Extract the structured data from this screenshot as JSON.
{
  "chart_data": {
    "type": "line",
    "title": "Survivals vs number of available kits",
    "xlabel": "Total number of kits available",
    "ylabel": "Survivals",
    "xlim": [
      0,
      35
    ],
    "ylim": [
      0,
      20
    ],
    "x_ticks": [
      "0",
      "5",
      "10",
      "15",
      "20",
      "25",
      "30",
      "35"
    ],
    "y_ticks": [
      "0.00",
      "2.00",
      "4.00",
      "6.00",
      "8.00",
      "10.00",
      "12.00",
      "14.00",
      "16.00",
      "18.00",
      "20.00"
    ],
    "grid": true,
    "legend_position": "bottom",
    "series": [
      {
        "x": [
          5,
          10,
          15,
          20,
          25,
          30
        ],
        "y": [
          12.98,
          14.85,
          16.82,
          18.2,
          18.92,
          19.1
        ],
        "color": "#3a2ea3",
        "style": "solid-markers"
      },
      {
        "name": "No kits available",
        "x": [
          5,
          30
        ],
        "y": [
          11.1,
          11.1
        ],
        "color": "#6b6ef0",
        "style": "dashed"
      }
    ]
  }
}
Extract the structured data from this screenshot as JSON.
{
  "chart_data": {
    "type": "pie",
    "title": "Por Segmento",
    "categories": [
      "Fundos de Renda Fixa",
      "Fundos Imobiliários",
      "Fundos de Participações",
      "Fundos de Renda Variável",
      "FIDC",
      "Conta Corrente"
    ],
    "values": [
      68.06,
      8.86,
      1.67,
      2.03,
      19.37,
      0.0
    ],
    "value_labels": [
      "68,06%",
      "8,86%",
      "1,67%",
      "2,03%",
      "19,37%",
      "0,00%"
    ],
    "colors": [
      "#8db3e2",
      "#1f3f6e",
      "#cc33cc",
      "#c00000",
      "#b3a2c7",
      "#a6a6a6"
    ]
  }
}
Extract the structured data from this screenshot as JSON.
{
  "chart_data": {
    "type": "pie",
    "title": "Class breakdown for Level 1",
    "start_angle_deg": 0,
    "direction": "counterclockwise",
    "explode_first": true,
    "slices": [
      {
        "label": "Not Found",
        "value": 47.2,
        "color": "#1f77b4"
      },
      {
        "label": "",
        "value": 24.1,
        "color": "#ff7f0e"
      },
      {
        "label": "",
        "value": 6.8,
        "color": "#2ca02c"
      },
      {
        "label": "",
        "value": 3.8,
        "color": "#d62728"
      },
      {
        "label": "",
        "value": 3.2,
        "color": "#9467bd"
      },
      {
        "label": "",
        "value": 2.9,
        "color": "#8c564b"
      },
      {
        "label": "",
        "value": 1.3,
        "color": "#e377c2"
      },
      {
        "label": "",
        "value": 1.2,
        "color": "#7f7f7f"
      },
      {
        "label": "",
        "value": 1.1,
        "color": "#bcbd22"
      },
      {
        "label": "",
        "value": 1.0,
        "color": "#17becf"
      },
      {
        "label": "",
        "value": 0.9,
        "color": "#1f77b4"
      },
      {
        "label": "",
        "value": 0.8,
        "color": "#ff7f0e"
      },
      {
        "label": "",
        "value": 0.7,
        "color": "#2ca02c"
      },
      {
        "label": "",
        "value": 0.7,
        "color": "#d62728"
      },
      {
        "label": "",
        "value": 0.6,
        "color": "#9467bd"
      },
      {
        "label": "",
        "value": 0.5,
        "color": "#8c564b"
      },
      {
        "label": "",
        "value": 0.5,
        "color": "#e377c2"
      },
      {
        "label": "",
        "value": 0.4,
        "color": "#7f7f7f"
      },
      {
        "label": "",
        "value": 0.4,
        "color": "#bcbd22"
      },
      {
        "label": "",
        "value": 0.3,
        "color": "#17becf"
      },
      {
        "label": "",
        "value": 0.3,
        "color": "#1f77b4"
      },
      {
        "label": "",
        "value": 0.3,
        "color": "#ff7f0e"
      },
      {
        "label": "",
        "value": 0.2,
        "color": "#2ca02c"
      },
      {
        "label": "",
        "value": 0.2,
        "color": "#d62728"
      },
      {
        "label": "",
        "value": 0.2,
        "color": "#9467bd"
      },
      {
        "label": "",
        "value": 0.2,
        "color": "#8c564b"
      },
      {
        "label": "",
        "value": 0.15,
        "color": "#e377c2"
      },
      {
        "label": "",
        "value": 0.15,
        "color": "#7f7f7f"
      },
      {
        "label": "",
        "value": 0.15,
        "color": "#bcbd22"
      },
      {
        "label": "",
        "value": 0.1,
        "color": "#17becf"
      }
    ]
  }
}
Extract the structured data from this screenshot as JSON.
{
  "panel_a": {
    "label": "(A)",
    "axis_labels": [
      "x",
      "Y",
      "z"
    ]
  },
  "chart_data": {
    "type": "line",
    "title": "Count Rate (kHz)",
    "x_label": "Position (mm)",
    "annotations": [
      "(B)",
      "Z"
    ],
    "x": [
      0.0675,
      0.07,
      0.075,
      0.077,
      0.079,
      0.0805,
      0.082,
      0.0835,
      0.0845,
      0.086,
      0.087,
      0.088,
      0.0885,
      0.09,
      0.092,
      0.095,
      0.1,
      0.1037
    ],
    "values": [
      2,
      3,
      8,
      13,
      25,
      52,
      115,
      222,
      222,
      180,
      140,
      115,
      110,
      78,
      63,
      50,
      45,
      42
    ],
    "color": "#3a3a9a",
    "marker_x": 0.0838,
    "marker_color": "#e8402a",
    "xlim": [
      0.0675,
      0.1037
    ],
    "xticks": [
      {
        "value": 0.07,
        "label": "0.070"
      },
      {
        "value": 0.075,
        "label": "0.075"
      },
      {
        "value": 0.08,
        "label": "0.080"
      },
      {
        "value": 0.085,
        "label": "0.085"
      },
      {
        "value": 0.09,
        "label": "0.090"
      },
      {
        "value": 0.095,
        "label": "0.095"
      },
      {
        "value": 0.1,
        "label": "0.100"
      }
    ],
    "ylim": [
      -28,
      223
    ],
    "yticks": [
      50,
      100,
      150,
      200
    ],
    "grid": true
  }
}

● ● ● ● ●

PROBLEM DESCRIPTION: Repeat every entry exactly, please.

SOLUTION BELOW:
Extract the structured data from this screenshot as JSON.
{
  "chart_data": {
    "type": "line",
    "title": "Survivals vs number of available kits",
    "xlabel": "Total number of kits available",
    "ylabel": "Survivals",
    "xlim": [
      0,
      35
    ],
    "ylim": [
      0,
      20
    ],
    "x_ticks": [
      "0",
      "5",
      "10",
      "15",
      "20",
      "25",
      "30",
      "35"
    ],
    "y_ticks": [
      "0.00",
      "2.00",
      "4.00",
      "6.00",
      "8.00",
      "10.00",
      "12.00",
      "14.00",
      "16.00",
      "18.00",
      "20.00"
    ],
    "grid": true,
    "legend_position": "bottom",
    "series": [
      {
        "x": [
          5,
          10,
          15,
          20,
          25,
          30
        ],
        "y": [
          12.98,
          14.85,
          16.82,
          18.2,
          18.92,
          19.1
        ],
        "color": "#3a2ea3",
        "style": "solid-markers"
      },
      {
        "name": "No kits available",
        "x": [
          5,
          30
        ],
        "y": [
          11.1,
          11.1
        ],
        "color": "#6b6ef0",
        "style": "dashed"
      }
    ]
  }
}
Extract the structured data from this screenshot as JSON.
{
  "chart_data": {
    "type": "pie",
    "title": "Por Segmento",
    "categories": [
      "Fundos de Renda Fixa",
      "Fundos Imobiliários",
      "Fundos de Participações",
      "Fundos de Renda Variável",
      "FIDC",
      "Conta Corrente"
    ],
    "values": [
      68.06,
      8.86,
      1.67,
      2.03,
      19.37,
      0.0
    ],
    "value_labels": [
      "68,06%",
      "8,86%",
      "1,67%",
      "2,03%",
      "19,37%",
      "0,00%"
    ],
    "colors": [
      "#8db3e2",
      "#1f3f6e",
      "#cc33cc",
      "#c00000",
      "#b3a2c7",
      "#a6a6a6"
    ]
  }
}
Extract the structured data from this screenshot as JSON.
{
  "chart_data": {
    "type": "pie",
    "title": "Class breakdown for Level 1",
    "start_angle_deg": 0,
    "direction": "counterclockwise",
    "explode_first": true,
    "slices": [
      {
        "label": "Not Found",
        "value": 47.2,
        "color": "#1f77b4"
      },
      {
        "label": "",
        "value": 24.1,
        "color": "#ff7f0e"
      },
      {
        "label": "",
        "value": 6.8,
        "color": "#2ca02c"
      },
      {
        "label": "",
        "value": 3.8,
        "color": "#d62728"
      },
      {
        "label": "",
        "value": 3.2,
        "color": "#9467bd"
      },
      {
        "label": "",
        "value": 2.9,
        "color": "#8c564b"
      },
      {
        "label": "",
        "value": 1.3,
        "color": "#e377c2"
      },
      {
        "label": "",
        "value": 1.2,
        "color": "#7f7f7f"
      },
      {
        "label": "",
        "value": 1.1,
        "color": "#bcbd22"
      },
      {
        "label": "",
        "value": 1.0,
        "color": "#17becf"
      },
      {
        "label": "",
        "value": 0.9,
        "color": "#1f77b4"
      },
      {
        "label": "",
        "value": 0.8,
        "color": "#ff7f0e"
      },
      {
        "label": "",
        "value": 0.7,
        "color": "#2ca02c"
      },
      {
        "label": "",
        "value": 0.7,
        "color": "#d62728"
      },
      {
        "label": "",
        "value": 0.6,
        "color": "#9467bd"
      },
      {
        "label": "",
        "value": 0.5,
        "color": "#8c564b"
      },
      {
        "label": "",
        "value": 0.5,
        "color": "#e377c2"
      },
      {
        "label": "",
        "value": 0.4,
        "color": "#7f7f7f"
      },
      {
        "label": "",
        "value": 0.4,
        "color": "#bcbd22"
      },
      {
        "label": "",
        "value": 0.3,
        "color": "#17becf"
      },
      {
        "label": "",
        "value": 0.3,
        "color": "#1f77b4"
      },
      {
        "label": "",
        "value": 0.3,
        "color": "#ff7f0e"
      },
      {
        "label": "",
        "value": 0.2,
        "color": "#2ca02c"
      },
      {
        "label": "",
        "value": 0.2,
        "color": "#d62728"
      },
      {
        "label": "",
        "value": 0.2,
        "color": "#9467bd"
      },
      {
        "label": "",
        "value": 0.2,
        "color": "#8c564b"
      },
      {
        "label": "",
        "value": 0.15,
        "color": "#e377c2"
      },
      {
        "label": "",
        "value": 0.15,
        "color": "#7f7f7f"
      },
      {
        "label": "",
        "value": 0.15,
        "color": "#bcbd22"
      },
      {
        "label": "",
        "value": 0.1,
        "color": "#17becf"
      }
    ]
  }
}
Extract the structured data from this screenshot as JSON.
{
  "panel_a": {
    "label": "(A)",
    "axis_labels": [
      "x",
      "Y",
      "z"
    ]
  },
  "chart_data": {
    "type": "line",
    "title": "Count Rate (kHz)",
    "x_label": "Position (mm)",
    "annotations": [
      "(B)",
      "Z"
    ],
    "x": [
      0.0675,
      0.07,
      0.075,
      0.077,
      0.079,
      0.0805,
      0.082,
      0.0835,
      0.0845,
      0.086,
      0.087,
      0.088,
      0.0885,
      0.09,
      0.092,
      0.095,
      0.1,
      0.1037
    ],
    "values": [
      2,
      3,
      8,
      13,
      25,
      52,
      115,
      222,
      222,
      180,
      140,
      115,
      110,
      78,
      63,
      50,
      45,
      42
    ],
    "color": "#3a3a9a",
    "marker_x": 0.0838,
    "marker_color": "#e8402a",
    "xlim": [
      0.0675,
      0.1037
    ],
    "xticks": [
      {
        "value": 0.07,
        "label": "0.070"
      },
      {
        "value": 0.075,
        "label": "0.075"
      },
      {
        "value": 0.08,
        "label": "0.080"
      },
      {
        "value": 0.085,
        "label": "0.085"
      },
      {
        "value": 0.09,
        "label": "0.090"
      },
      {
        "value": 0.095,
        "label": "0.095"
      },
      {
        "value": 0.1,
        "label": "0.100"
      }
    ],
    "ylim": [
      -28,
      223
    ],
    "yticks": [
      50,
      100,
      150,
      200
    ],
    "grid": true
  }
}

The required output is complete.